# EXTRACTED DATA start

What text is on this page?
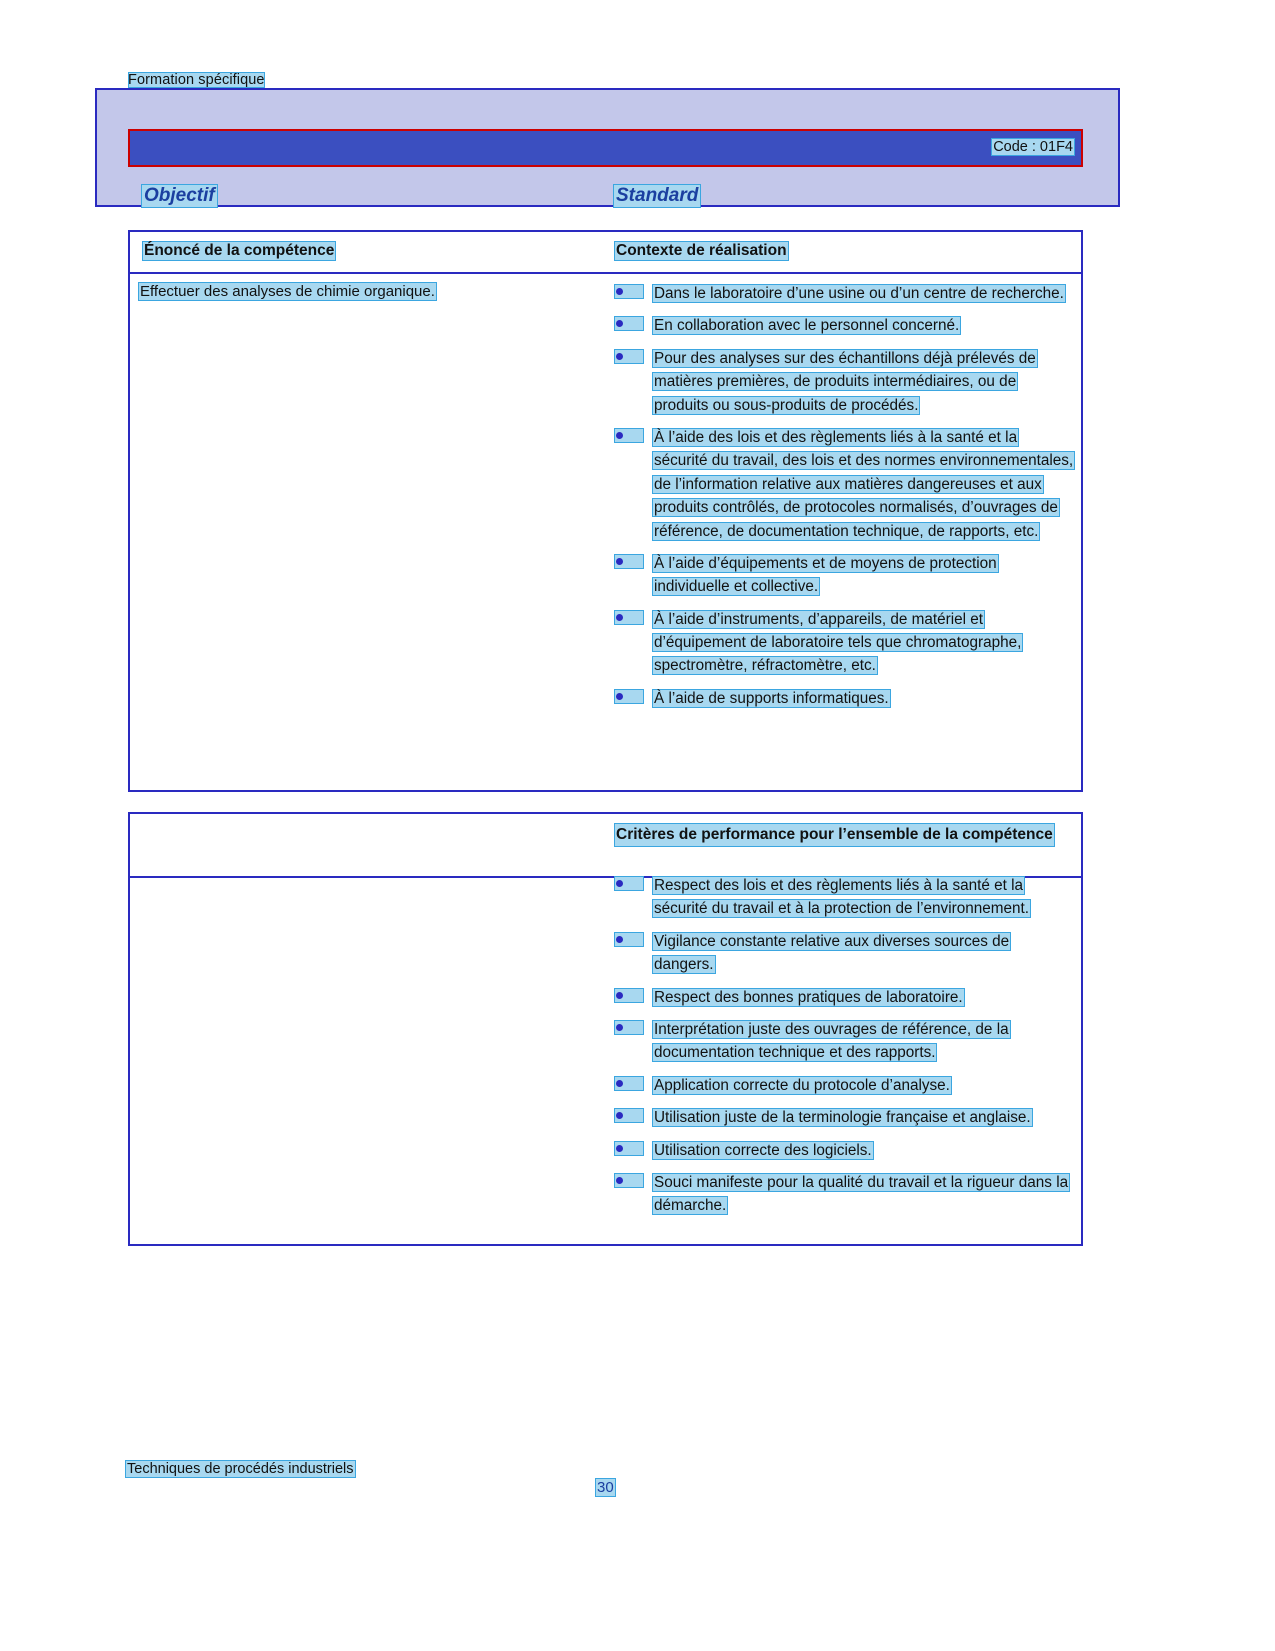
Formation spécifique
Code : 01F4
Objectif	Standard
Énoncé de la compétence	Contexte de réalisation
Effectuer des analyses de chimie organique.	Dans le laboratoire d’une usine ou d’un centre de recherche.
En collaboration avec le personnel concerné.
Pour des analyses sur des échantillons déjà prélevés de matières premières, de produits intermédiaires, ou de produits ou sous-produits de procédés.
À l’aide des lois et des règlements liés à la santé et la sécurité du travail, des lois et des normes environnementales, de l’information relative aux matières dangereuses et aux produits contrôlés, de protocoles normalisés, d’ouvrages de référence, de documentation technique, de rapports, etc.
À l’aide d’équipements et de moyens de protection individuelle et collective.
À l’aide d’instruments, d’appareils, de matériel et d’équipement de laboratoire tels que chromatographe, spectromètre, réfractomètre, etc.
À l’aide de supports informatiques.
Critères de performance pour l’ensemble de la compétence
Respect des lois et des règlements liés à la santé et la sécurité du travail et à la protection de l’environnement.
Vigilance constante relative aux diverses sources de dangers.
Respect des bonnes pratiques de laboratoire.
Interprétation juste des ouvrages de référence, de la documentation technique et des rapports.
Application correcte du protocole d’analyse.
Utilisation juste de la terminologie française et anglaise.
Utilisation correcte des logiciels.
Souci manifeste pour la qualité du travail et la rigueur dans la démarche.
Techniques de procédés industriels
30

# EXTRACTED DATA end
# EXTRACTED DATA start

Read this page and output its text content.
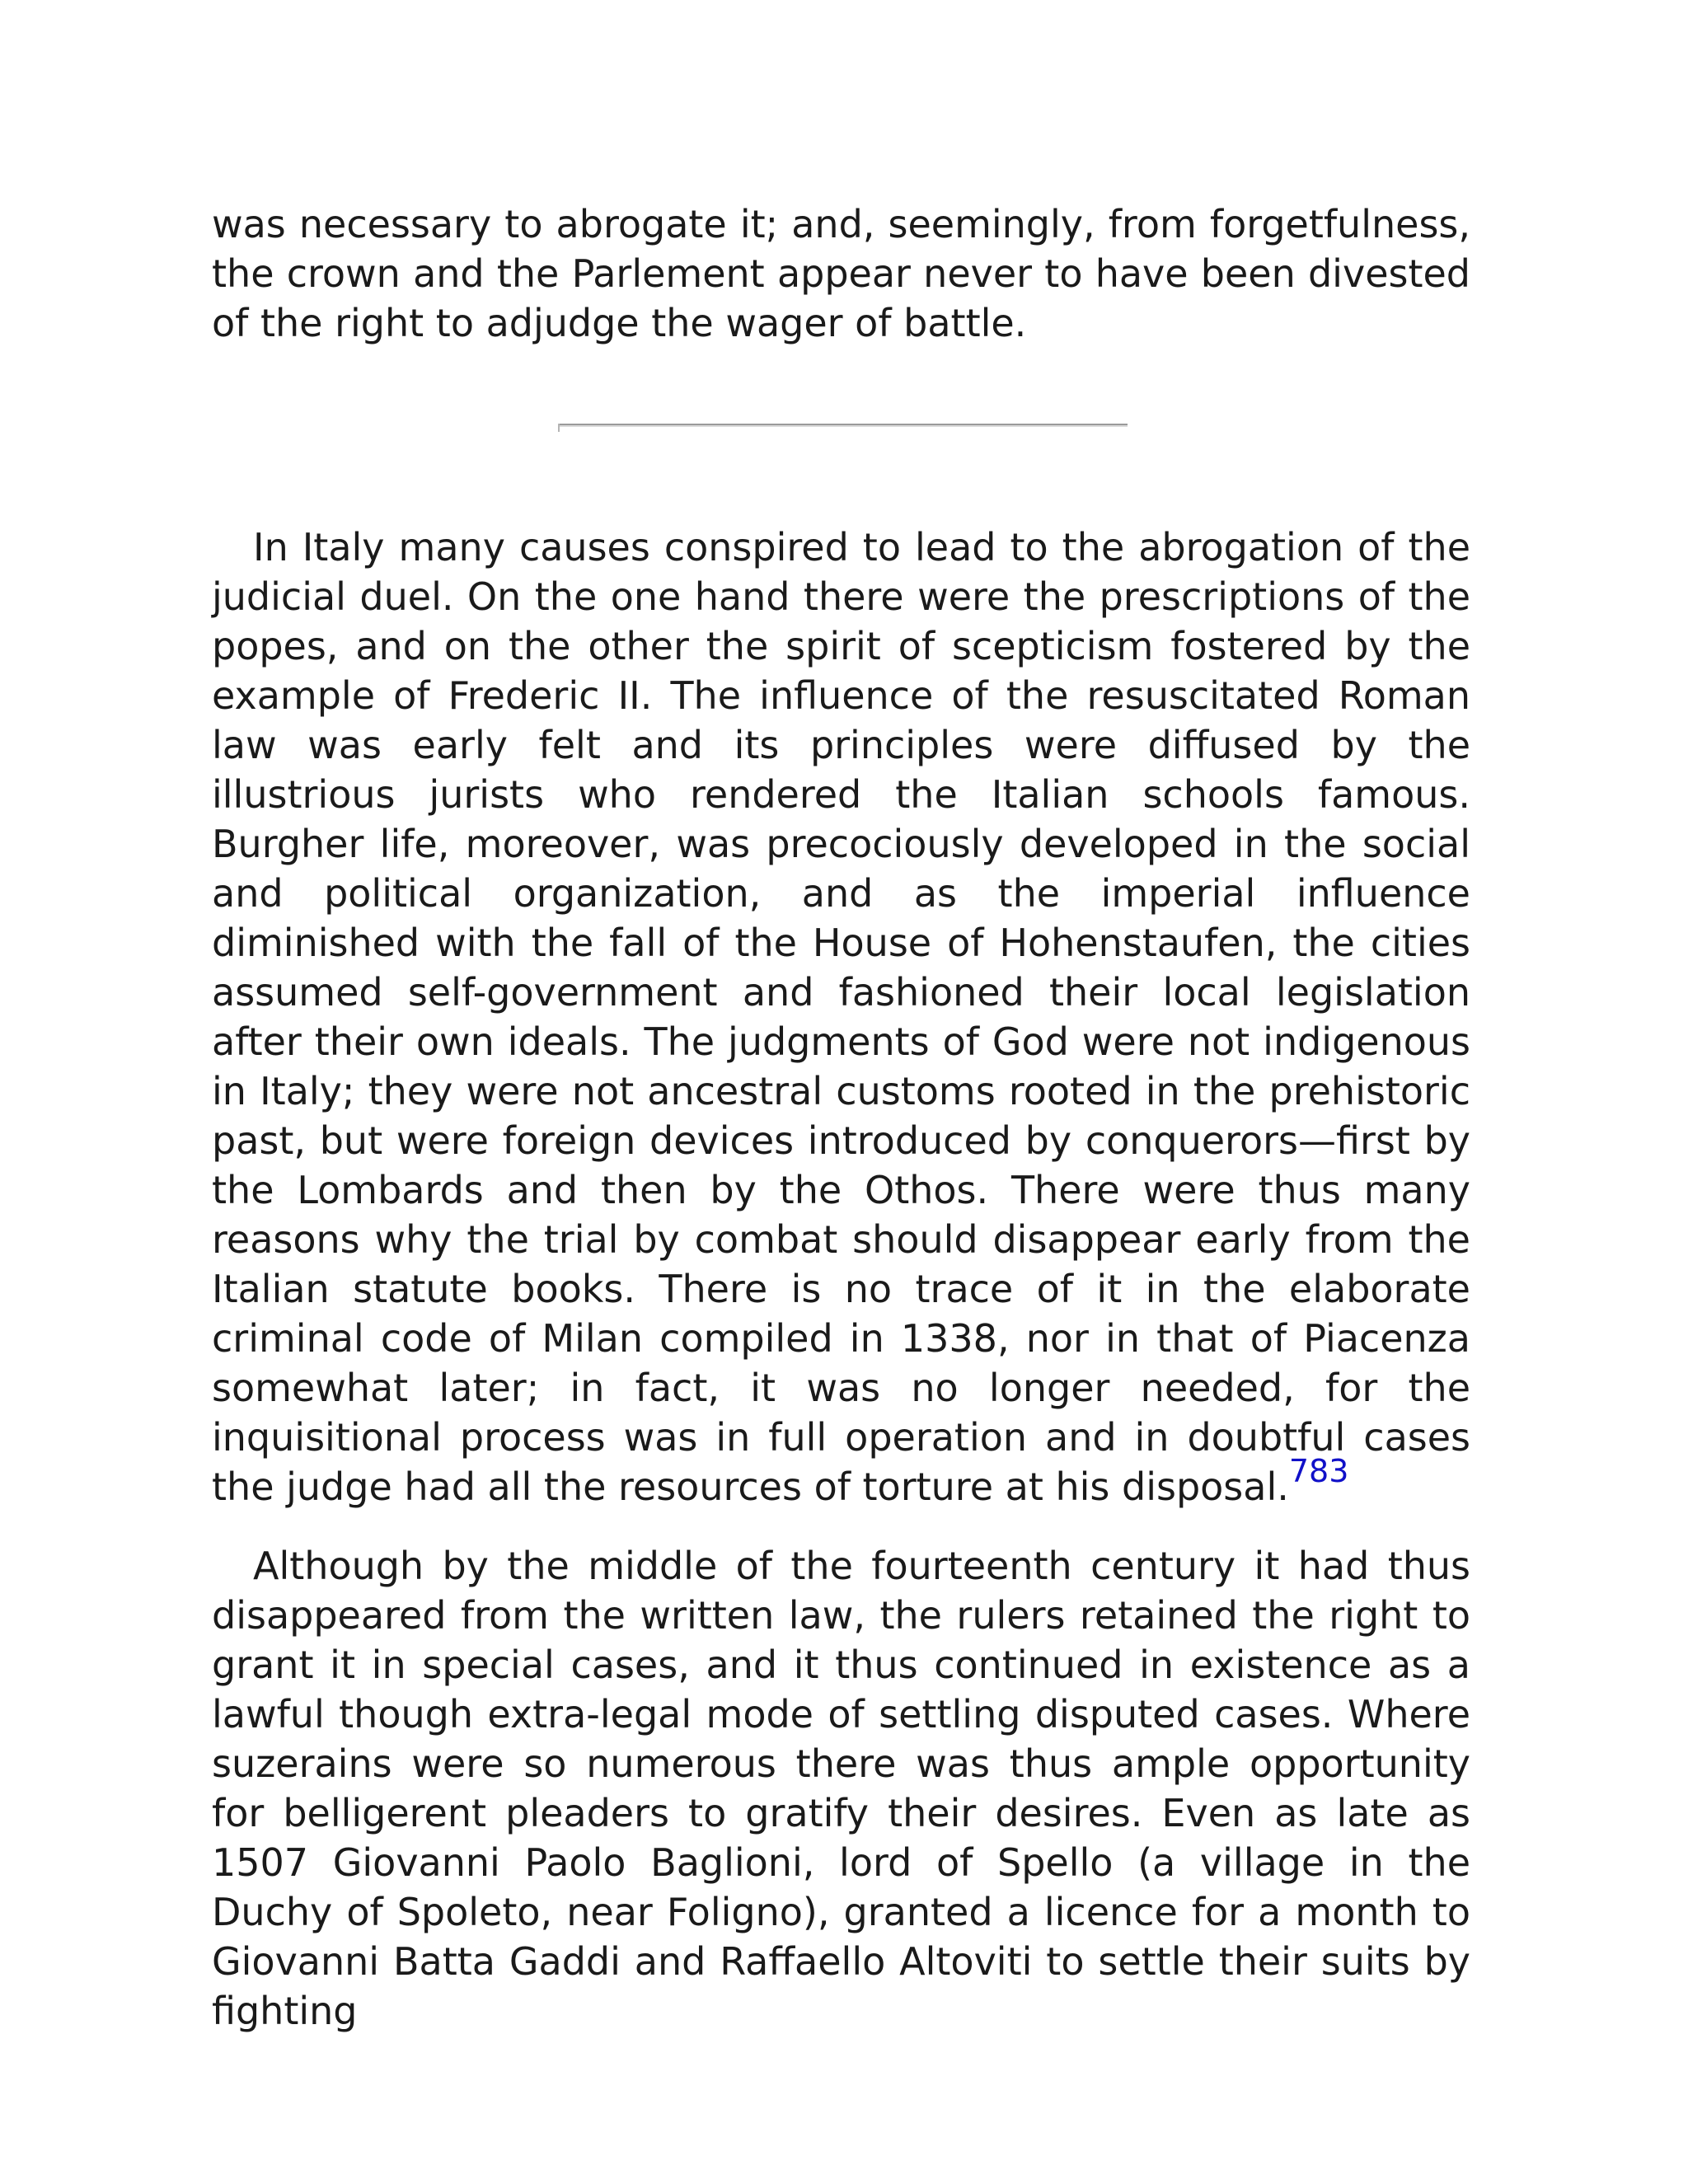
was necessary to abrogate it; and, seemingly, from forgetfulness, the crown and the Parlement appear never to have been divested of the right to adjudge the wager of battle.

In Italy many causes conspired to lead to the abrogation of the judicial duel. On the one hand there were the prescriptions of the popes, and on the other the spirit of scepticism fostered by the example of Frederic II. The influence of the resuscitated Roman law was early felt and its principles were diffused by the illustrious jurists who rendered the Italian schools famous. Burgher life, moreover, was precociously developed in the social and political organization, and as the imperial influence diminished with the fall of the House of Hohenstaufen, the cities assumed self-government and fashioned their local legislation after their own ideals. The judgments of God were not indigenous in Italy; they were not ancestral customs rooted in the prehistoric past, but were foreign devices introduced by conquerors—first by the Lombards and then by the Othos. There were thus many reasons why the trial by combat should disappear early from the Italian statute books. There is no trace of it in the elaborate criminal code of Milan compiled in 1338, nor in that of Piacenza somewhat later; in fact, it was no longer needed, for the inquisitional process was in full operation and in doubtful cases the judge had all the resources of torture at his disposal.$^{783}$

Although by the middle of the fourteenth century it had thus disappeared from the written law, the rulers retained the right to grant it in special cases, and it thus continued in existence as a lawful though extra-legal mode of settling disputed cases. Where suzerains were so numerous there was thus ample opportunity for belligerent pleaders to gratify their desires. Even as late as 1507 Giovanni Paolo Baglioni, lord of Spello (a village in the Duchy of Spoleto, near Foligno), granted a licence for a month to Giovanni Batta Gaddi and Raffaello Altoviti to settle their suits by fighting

# EXTRACTED DATA end

THE TASK: Going over the lines above, work out how many include "compétence", then give only that number.

EXERCISE SOLUTION: 2